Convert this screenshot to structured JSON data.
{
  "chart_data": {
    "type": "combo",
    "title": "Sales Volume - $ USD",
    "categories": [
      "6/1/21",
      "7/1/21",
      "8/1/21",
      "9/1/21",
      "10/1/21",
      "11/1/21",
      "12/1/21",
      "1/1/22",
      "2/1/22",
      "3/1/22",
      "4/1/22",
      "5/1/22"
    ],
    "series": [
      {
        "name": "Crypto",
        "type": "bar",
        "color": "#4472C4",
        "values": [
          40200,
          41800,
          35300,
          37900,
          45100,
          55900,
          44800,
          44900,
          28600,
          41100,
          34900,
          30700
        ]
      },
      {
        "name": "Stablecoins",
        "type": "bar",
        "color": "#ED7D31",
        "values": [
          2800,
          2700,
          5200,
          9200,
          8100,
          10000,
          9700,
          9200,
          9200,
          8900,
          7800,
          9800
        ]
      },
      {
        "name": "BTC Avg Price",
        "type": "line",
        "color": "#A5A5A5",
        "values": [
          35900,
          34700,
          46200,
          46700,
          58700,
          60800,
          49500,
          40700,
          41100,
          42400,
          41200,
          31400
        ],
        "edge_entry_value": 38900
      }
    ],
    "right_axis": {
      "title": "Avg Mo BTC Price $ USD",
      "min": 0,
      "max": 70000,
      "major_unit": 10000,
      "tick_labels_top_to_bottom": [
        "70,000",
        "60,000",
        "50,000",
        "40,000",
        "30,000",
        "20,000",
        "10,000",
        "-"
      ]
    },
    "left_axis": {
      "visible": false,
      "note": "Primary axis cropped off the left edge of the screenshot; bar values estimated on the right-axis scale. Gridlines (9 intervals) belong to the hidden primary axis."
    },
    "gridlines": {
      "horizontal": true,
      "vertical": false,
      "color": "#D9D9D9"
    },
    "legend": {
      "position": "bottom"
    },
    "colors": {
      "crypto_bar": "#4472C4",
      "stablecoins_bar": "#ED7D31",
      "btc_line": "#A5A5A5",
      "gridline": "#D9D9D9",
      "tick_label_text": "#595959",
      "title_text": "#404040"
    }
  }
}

====

### Written request
Find every line in the records above that holds the word "name", and copy each one.

### Expected output
        "name": "Crypto",
        "name": "Stablecoins",
        "name": "BTC Avg Price",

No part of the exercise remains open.